:: Check your understanding ::
1. In the forum thread about a Duplicati query that never finishes, why does the helper say the user is "good there" about .NET? Answer in one to three sentences.
2. Write the next few posts in the forum thread about the Duplicati query that never finishes, picking up after its last line.

:: Source passage ::
┌────────

The previous query using FilesetID = 1 completes (after 35 minutes), but this query with FilesetID=2 will not finish. I left it running while I went on vacation for 10 days and it did not complete.

I am using 2.0.6.1_beta_2021-05-03

Hello and welcome!

What kind of system are you running Duplicati on? I’m curious if it’s a really low powered machine, like a Raspberry Pi or something.

It’s an older computer but nothing so low-powered as a pi.

Operating System: Windows Server 2008 R2 Standard 64-bit (6.1, Build 7601) Service Pack 1 (7601.win7sp1_ldr.170427-1518)
Processor: Intel(R) Pentium(R) CPU G3258 @ 3.20GHz (2 CPUs), ~3.2GHz
Memory: 8192MB RAM

Ok, that should be fine. How many files are in this 300GB of data?

There are about 100,000 files ranging in size from bytes to (approximately 2 to 4) gigs

Ok, that’s not a big deal either. Kind of grasping at straws at this point, but what .NET 4.x version do you have installed?

PS C:> Get-ChildItem 'HKLM:\SOFTWARE\Microsoft\NET Framework Setup\NDP' -Recurse | Get-ItemProperty -N
ame version -EA 0 | Where { $_.PSChildName -Match '^(?!S)\p{L}'} | Select PSChildName, version

PSChildName                                                 Version
-----------                                                 -------
v2.0.50727                                                  2.0.50727.5420
v3.0                                                        3.0.30729.5420
Windows Communication Foundation                            3.0.4506.5420
Windows Presentation Foundation                             3.0.6920.5011
v3.5                                                        3.5.30729.5420
Client                                                      4.7.03062
Full                                                        4.7.03062
Client                                                      4.0.0.0

Ok, you’re good there… Duplicati requires 4.7 or higher. I believe 4.7 is the latest version available on 2008 R2 / Win7.

Maybe one of the other forum volunteers more familiar with slow/hung SQL queries can offer some advice.

I’ve opened a bug for this.

└────────

:: Excerpted data ::
┌────────

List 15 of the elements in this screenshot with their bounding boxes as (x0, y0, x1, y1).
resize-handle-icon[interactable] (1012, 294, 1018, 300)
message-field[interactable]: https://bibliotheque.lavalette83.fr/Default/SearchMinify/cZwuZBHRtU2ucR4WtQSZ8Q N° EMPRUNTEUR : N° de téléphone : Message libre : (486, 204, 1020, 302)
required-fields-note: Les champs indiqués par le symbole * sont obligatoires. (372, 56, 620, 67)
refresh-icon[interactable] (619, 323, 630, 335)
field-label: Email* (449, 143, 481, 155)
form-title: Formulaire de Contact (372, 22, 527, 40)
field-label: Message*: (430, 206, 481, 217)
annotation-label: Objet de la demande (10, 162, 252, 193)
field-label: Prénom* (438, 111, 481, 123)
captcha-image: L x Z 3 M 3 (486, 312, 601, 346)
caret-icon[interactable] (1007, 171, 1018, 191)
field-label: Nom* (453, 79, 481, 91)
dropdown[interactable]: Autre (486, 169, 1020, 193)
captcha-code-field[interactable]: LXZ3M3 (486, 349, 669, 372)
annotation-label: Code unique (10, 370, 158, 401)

└────────

:: Results in order ::
1. The user's output shows .NET Framework 4.7.03062 installed, and Duplicati requires 4.7 or higher. That version meets the requirement, and the helper believes 4.7 is the newest one available on 2008 R2 / Win7.

2.
To confirm what issue and topic here suggest, was this just a second run without any known large changes?

Database should be similar unless things were changing. If this is still running, could you see whether it does lots of I/O Read Bytes in Sysinternals Process Explorer? You might have to turn that column on to see that.

If it’s already killed, could you post a link to a database bug report (which unfortunately might rollback tables)? Duplicati recently got an offer of help from an SQL expert (I am not one) but a database with issue is needed.

Yes, this was just a second run without any known large changes.
SysInternals ProcExp shows I/O Read Bytes at 23785.9 GB. That is not a typo.
I haven’t killed it yet. It is still running while I hope for a resolution. Let me know if you want me to kill it to create a bug report.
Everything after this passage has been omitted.